Given task: Count every line in the data below where "this" occurs, then state that number and nothing more.

Input data:

########

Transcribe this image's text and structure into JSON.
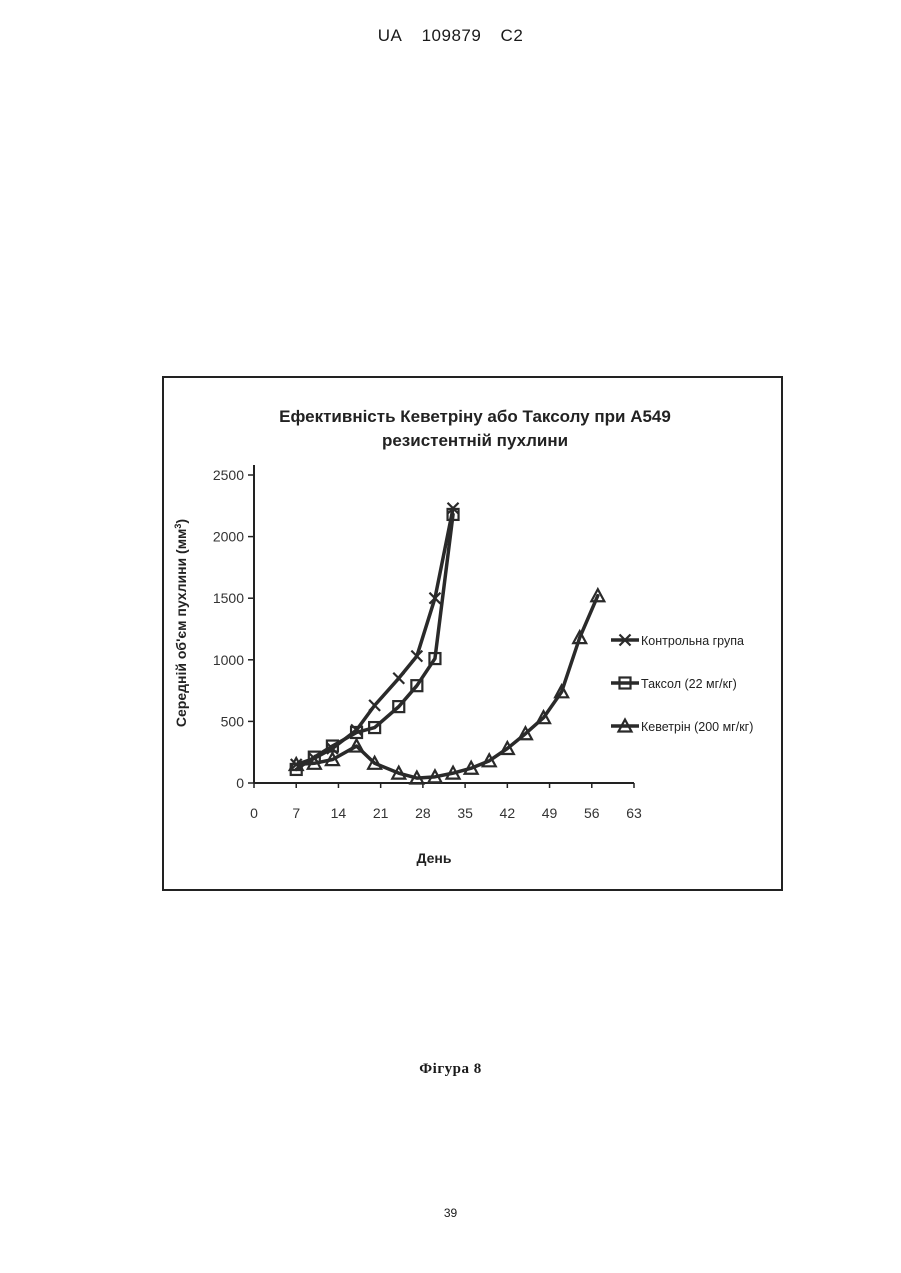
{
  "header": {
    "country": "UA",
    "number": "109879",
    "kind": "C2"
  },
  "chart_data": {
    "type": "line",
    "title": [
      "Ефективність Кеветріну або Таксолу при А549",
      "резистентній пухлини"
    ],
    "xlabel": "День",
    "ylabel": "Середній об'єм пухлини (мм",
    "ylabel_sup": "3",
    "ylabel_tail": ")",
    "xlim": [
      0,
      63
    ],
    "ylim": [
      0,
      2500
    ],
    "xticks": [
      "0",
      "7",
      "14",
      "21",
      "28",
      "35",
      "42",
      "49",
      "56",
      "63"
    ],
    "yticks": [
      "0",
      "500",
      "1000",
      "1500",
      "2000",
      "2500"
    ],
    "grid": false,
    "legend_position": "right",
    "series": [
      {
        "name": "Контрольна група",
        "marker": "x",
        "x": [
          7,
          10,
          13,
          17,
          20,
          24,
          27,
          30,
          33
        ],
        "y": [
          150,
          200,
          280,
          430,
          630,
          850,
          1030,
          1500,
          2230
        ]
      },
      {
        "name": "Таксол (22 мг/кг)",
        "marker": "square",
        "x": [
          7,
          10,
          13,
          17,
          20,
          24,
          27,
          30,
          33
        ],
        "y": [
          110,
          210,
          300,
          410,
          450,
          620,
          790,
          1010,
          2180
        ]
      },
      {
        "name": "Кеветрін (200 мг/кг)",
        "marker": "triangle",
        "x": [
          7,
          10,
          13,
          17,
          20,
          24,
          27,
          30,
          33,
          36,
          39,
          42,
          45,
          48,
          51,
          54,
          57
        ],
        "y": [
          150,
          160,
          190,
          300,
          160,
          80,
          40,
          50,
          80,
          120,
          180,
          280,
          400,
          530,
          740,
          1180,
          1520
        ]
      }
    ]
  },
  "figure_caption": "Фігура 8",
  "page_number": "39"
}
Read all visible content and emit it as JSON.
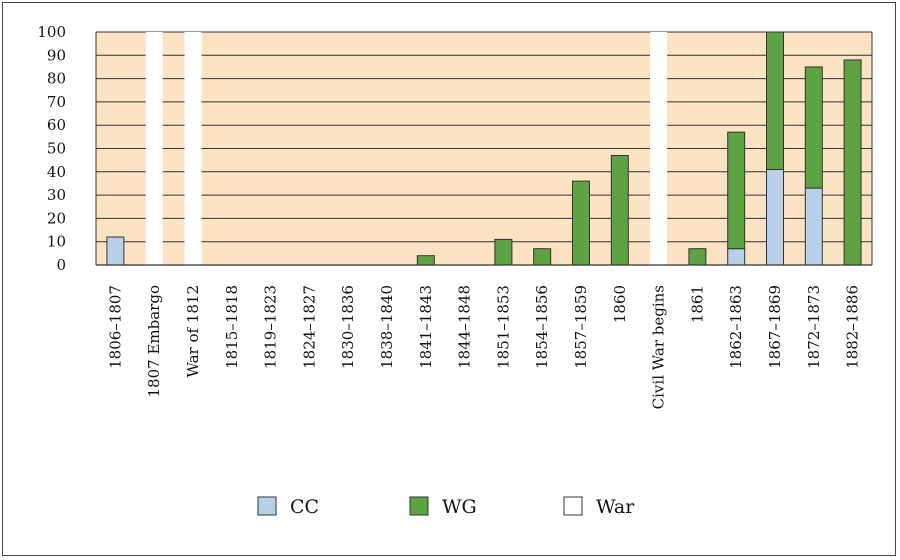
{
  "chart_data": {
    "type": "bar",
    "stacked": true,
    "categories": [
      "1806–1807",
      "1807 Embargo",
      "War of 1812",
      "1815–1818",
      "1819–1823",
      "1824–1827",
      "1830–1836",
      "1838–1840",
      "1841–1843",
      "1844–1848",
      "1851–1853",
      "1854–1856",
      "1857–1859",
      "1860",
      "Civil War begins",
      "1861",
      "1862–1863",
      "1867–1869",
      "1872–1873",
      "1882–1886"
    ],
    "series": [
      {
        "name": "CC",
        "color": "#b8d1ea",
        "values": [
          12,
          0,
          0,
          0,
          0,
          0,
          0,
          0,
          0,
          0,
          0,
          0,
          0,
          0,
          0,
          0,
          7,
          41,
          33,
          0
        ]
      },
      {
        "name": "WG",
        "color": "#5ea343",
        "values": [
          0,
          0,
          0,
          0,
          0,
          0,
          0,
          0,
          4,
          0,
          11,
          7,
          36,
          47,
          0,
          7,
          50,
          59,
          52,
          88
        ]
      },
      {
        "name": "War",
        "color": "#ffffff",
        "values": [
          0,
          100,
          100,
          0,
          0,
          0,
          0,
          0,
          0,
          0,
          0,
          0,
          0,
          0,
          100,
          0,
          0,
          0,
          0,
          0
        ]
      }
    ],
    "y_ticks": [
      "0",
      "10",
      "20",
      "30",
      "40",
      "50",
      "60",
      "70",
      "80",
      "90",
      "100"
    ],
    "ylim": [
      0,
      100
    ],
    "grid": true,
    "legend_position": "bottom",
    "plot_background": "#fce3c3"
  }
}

########

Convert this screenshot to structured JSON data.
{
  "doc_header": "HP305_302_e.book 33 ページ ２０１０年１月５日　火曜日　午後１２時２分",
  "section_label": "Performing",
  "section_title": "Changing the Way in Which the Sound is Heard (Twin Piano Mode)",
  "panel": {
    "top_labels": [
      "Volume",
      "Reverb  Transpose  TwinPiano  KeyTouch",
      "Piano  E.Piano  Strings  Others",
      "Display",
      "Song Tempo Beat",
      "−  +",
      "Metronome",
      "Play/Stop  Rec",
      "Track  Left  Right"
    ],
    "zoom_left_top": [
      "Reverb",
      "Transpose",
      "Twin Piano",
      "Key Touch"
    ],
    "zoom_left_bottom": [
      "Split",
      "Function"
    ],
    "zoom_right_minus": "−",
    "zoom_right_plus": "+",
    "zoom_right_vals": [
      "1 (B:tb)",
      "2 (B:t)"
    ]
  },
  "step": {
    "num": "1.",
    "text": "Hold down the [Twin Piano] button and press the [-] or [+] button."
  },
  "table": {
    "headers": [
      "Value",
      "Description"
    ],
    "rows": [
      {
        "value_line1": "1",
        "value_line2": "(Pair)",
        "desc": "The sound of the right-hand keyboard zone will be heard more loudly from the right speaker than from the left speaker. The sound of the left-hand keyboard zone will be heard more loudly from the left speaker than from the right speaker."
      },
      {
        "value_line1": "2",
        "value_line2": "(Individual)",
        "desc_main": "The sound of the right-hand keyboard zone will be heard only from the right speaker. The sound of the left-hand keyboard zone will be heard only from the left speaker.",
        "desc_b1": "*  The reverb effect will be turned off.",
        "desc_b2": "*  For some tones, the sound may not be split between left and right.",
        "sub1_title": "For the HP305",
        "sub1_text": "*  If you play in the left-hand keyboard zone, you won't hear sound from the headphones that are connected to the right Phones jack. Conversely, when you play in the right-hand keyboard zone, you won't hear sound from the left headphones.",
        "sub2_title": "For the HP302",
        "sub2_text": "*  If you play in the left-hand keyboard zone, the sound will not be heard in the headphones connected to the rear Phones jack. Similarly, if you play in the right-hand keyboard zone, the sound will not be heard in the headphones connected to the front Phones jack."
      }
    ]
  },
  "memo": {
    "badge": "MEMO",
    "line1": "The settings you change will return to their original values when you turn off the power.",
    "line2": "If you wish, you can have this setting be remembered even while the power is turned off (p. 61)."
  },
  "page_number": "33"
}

########

Exercise response: 3